The request: Tally every line of the material that includes "Information", then give the tally and nothing else.

Records from a collection of figures:
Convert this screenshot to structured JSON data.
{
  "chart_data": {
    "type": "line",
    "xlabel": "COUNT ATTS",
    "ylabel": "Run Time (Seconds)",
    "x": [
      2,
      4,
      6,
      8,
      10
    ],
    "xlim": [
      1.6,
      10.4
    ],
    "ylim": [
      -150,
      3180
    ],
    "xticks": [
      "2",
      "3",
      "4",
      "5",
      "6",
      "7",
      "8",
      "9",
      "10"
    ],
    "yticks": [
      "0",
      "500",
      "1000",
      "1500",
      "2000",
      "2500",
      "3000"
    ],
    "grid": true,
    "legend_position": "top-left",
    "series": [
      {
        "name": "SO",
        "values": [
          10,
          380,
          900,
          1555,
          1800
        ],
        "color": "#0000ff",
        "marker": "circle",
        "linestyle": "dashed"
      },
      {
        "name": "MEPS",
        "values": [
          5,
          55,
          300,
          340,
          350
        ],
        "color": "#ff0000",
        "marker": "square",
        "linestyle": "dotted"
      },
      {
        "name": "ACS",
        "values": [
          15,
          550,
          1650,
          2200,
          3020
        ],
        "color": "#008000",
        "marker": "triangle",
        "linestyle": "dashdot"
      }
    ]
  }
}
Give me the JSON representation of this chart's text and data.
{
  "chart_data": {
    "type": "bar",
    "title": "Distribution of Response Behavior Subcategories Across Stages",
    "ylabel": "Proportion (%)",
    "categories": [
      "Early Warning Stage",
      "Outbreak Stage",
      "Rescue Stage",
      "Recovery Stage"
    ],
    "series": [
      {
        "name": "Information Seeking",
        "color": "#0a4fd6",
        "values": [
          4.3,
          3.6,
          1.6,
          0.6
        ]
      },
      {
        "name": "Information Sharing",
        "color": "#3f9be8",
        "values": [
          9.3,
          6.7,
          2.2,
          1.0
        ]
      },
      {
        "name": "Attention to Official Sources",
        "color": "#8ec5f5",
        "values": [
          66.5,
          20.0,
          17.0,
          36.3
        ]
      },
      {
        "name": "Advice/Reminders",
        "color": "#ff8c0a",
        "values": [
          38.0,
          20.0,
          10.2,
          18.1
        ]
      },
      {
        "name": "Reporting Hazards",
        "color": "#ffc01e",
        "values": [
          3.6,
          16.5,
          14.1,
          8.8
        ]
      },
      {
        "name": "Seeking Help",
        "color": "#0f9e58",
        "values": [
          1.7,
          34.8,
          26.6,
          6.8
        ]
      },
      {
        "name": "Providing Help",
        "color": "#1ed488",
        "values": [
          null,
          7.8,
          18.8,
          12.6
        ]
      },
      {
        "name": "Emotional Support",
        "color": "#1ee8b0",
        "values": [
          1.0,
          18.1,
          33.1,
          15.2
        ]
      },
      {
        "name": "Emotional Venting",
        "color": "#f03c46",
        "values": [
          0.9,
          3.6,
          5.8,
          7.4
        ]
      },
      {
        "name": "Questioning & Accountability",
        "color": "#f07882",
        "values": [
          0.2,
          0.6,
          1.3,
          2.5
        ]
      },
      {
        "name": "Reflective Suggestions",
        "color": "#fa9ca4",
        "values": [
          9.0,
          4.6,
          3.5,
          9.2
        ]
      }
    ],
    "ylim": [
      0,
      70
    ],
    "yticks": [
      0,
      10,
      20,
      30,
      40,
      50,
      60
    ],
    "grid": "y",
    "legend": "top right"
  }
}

Task result: 2